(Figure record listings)
"""

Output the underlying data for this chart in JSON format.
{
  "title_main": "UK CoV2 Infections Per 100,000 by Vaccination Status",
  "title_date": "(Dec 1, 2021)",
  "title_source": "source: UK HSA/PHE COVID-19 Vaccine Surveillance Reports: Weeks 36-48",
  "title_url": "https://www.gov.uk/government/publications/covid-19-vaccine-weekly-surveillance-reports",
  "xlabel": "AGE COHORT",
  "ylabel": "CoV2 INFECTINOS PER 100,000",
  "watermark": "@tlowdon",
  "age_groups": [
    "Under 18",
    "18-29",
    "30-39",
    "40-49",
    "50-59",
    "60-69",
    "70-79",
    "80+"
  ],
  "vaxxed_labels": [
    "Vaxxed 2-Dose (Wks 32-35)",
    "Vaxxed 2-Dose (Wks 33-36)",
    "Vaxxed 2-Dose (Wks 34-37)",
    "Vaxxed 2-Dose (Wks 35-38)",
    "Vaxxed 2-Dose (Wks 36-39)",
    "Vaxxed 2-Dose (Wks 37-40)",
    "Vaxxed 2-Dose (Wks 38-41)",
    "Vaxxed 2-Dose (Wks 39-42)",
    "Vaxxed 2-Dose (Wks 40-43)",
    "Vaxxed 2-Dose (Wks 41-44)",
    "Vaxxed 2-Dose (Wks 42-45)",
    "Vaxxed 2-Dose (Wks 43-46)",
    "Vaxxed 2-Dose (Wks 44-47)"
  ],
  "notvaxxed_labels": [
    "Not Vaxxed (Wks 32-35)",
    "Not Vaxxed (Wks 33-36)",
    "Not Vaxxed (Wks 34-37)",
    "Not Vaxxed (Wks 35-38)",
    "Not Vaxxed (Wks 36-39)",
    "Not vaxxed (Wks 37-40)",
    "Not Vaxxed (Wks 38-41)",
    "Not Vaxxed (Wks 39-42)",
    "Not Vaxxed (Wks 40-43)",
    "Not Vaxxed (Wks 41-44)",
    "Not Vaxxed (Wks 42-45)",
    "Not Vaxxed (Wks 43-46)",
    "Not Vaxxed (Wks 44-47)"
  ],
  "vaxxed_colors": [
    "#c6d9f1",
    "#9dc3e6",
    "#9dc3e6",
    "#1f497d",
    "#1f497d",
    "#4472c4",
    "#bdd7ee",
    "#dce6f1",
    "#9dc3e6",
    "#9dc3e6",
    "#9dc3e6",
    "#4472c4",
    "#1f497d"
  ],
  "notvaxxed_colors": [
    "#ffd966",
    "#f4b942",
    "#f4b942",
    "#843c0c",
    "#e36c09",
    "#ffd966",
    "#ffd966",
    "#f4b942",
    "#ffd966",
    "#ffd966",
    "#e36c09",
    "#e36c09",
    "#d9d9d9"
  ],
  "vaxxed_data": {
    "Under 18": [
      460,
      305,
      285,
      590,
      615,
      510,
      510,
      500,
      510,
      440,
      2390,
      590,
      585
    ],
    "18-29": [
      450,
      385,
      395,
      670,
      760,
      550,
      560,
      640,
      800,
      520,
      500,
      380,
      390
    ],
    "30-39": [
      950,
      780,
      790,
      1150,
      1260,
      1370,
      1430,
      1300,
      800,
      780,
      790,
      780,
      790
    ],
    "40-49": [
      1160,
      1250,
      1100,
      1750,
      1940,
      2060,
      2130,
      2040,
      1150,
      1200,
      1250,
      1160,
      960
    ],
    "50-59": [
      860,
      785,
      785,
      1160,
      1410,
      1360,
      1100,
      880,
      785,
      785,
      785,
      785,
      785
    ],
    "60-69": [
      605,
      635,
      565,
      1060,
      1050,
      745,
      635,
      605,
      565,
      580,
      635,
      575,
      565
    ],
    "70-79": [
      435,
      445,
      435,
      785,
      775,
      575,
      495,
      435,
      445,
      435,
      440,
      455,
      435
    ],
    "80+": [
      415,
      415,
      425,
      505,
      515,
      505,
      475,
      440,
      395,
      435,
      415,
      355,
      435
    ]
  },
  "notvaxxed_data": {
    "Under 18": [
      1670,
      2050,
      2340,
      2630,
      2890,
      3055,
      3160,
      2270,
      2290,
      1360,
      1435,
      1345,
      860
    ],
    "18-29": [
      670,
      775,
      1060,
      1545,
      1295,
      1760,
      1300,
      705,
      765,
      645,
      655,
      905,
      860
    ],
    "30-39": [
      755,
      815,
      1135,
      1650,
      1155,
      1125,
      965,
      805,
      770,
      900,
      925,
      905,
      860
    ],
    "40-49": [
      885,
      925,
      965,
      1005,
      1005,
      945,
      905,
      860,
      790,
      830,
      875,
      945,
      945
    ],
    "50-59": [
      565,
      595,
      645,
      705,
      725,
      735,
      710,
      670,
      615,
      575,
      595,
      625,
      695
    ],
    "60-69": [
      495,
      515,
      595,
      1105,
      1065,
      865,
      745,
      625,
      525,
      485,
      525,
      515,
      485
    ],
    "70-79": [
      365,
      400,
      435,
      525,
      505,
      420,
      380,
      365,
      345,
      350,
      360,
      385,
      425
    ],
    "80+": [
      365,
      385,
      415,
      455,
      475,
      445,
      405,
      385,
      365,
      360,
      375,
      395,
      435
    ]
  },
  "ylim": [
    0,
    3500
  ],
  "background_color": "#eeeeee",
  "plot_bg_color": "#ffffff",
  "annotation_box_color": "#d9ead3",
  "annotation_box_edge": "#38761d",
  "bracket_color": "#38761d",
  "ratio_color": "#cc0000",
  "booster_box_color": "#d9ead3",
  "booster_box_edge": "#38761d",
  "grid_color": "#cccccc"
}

"""

## Task instructions
Please output every record, keeping each line exact.

## Output
Output the underlying data for this chart in JSON format.
{
  "title_main": "UK CoV2 Infections Per 100,000 by Vaccination Status",
  "title_date": "(Dec 1, 2021)",
  "title_source": "source: UK HSA/PHE COVID-19 Vaccine Surveillance Reports: Weeks 36-48",
  "title_url": "https://www.gov.uk/government/publications/covid-19-vaccine-weekly-surveillance-reports",
  "xlabel": "AGE COHORT",
  "ylabel": "CoV2 INFECTINOS PER 100,000",
  "watermark": "@tlowdon",
  "age_groups": [
    "Under 18",
    "18-29",
    "30-39",
    "40-49",
    "50-59",
    "60-69",
    "70-79",
    "80+"
  ],
  "vaxxed_labels": [
    "Vaxxed 2-Dose (Wks 32-35)",
    "Vaxxed 2-Dose (Wks 33-36)",
    "Vaxxed 2-Dose (Wks 34-37)",
    "Vaxxed 2-Dose (Wks 35-38)",
    "Vaxxed 2-Dose (Wks 36-39)",
    "Vaxxed 2-Dose (Wks 37-40)",
    "Vaxxed 2-Dose (Wks 38-41)",
    "Vaxxed 2-Dose (Wks 39-42)",
    "Vaxxed 2-Dose (Wks 40-43)",
    "Vaxxed 2-Dose (Wks 41-44)",
    "Vaxxed 2-Dose (Wks 42-45)",
    "Vaxxed 2-Dose (Wks 43-46)",
    "Vaxxed 2-Dose (Wks 44-47)"
  ],
  "notvaxxed_labels": [
    "Not Vaxxed (Wks 32-35)",
    "Not Vaxxed (Wks 33-36)",
    "Not Vaxxed (Wks 34-37)",
    "Not Vaxxed (Wks 35-38)",
    "Not Vaxxed (Wks 36-39)",
    "Not vaxxed (Wks 37-40)",
    "Not Vaxxed (Wks 38-41)",
    "Not Vaxxed (Wks 39-42)",
    "Not Vaxxed (Wks 40-43)",
    "Not Vaxxed (Wks 41-44)",
    "Not Vaxxed (Wks 42-45)",
    "Not Vaxxed (Wks 43-46)",
    "Not Vaxxed (Wks 44-47)"
  ],
  "vaxxed_colors": [
    "#c6d9f1",
    "#9dc3e6",
    "#9dc3e6",
    "#1f497d",
    "#1f497d",
    "#4472c4",
    "#bdd7ee",
    "#dce6f1",
    "#9dc3e6",
    "#9dc3e6",
    "#9dc3e6",
    "#4472c4",
    "#1f497d"
  ],
  "notvaxxed_colors": [
    "#ffd966",
    "#f4b942",
    "#f4b942",
    "#843c0c",
    "#e36c09",
    "#ffd966",
    "#ffd966",
    "#f4b942",
    "#ffd966",
    "#ffd966",
    "#e36c09",
    "#e36c09",
    "#d9d9d9"
  ],
  "vaxxed_data": {
    "Under 18": [
      460,
      305,
      285,
      590,
      615,
      510,
      510,
      500,
      510,
      440,
      2390,
      590,
      585
    ],
    "18-29": [
      450,
      385,
      395,
      670,
      760,
      550,
      560,
      640,
      800,
      520,
      500,
      380,
      390
    ],
    "30-39": [
      950,
      780,
      790,
      1150,
      1260,
      1370,
      1430,
      1300,
      800,
      780,
      790,
      780,
      790
    ],
    "40-49": [
      1160,
      1250,
      1100,
      1750,
      1940,
      2060,
      2130,
      2040,
      1150,
      1200,
      1250,
      1160,
      960
    ],
    "50-59": [
      860,
      785,
      785,
      1160,
      1410,
      1360,
      1100,
      880,
      785,
      785,
      785,
      785,
      785
    ],
    "60-69": [
      605,
      635,
      565,
      1060,
      1050,
      745,
      635,
      605,
      565,
      580,
      635,
      575,
      565
    ],
    "70-79": [
      435,
      445,
      435,
      785,
      775,
      575,
      495,
      435,
      445,
      435,
      440,
      455,
      435
    ],
    "80+": [
      415,
      415,
      425,
      505,
      515,
      505,
      475,
      440,
      395,
      435,
      415,
      355,
      435
    ]
  },
  "notvaxxed_data": {
    "Under 18": [
      1670,
      2050,
      2340,
      2630,
      2890,
      3055,
      3160,
      2270,
      2290,
      1360,
      1435,
      1345,
      860
    ],
    "18-29": [
      670,
      775,
      1060,
      1545,
      1295,
      1760,
      1300,
      705,
      765,
      645,
      655,
      905,
      860
    ],
    "30-39": [
      755,
      815,
      1135,
      1650,
      1155,
      1125,
      965,
      805,
      770,
      900,
      925,
      905,
      860
    ],
    "40-49": [
      885,
      925,
      965,
      1005,
      1005,
      945,
      905,
      860,
      790,
      830,
      875,
      945,
      945
    ],
    "50-59": [
      565,
      595,
      645,
      705,
      725,
      735,
      710,
      670,
      615,
      575,
      595,
      625,
      695
    ],
    "60-69": [
      495,
      515,
      595,
      1105,
      1065,
      865,
      745,
      625,
      525,
      485,
      525,
      515,
      485
    ],
    "70-79": [
      365,
      400,
      435,
      525,
      505,
      420,
      380,
      365,
      345,
      350,
      360,
      385,
      425
    ],
    "80+": [
      365,
      385,
      415,
      455,
      475,
      445,
      405,
      385,
      365,
      360,
      375,
      395,
      435
    ]
  },
  "ylim": [
    0,
    3500
  ],
  "background_color": "#eeeeee",
  "plot_bg_color": "#ffffff",
  "annotation_box_color": "#d9ead3",
  "annotation_box_edge": "#38761d",
  "bracket_color": "#38761d",
  "ratio_color": "#cc0000",
  "booster_box_color": "#d9ead3",
  "booster_box_edge": "#38761d",
  "grid_color": "#cccccc"
}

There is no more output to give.